LISTED RECORDS |
##############################

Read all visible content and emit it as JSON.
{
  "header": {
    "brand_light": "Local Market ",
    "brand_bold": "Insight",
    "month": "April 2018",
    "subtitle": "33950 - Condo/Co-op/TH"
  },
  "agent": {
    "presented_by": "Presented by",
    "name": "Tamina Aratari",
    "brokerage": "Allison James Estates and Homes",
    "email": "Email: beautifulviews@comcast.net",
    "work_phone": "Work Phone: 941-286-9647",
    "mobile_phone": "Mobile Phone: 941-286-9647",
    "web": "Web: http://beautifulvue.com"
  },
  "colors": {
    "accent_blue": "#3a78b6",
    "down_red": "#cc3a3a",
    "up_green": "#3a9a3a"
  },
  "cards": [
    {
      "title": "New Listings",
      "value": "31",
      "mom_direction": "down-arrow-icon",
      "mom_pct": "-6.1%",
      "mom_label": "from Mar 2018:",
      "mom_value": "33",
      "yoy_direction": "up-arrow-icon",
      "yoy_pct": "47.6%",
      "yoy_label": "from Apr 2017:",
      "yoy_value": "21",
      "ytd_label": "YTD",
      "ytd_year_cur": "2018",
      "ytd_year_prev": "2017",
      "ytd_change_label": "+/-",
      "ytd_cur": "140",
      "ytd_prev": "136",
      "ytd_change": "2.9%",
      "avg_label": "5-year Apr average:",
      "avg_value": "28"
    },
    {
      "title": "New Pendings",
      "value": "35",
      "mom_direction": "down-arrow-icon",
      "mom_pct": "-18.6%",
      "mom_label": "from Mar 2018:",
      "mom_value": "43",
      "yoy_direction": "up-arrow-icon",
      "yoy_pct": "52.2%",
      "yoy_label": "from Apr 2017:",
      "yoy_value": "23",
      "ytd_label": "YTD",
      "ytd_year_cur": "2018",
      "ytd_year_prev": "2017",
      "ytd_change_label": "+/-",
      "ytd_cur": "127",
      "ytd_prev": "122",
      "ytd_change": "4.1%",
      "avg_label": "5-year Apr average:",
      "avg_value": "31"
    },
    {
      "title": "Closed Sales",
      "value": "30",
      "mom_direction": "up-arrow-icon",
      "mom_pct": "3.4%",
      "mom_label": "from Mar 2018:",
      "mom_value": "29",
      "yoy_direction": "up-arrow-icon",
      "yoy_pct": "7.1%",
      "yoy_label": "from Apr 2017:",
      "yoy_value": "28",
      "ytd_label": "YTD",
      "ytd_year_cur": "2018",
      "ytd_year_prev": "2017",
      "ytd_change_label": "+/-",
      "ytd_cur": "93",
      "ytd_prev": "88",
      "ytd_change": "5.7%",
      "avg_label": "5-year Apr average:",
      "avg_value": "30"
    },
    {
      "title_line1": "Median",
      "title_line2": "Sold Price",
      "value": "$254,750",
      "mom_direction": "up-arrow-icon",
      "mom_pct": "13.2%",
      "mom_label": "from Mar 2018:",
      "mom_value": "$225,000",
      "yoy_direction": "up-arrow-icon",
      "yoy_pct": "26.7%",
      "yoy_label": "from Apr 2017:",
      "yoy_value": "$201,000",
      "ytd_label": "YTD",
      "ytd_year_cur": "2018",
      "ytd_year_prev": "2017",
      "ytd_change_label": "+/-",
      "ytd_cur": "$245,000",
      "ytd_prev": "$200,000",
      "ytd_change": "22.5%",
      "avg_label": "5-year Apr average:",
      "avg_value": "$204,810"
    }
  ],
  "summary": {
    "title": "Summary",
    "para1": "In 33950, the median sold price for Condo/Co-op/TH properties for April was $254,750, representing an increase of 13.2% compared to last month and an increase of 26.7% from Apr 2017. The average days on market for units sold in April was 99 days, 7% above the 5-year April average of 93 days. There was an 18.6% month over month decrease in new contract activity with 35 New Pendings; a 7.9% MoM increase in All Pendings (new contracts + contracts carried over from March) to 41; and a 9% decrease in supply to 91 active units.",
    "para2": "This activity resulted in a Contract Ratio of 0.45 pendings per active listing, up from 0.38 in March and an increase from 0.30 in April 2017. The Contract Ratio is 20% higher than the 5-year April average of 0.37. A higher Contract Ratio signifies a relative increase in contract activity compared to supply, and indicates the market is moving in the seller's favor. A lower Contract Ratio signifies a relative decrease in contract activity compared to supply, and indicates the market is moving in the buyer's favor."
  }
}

##############################

WRITTEN INSTRUCTION |
A number is the only answer here: how many lines of the material above contain "contract"?

SOLUTION FOR THIS TASK |
2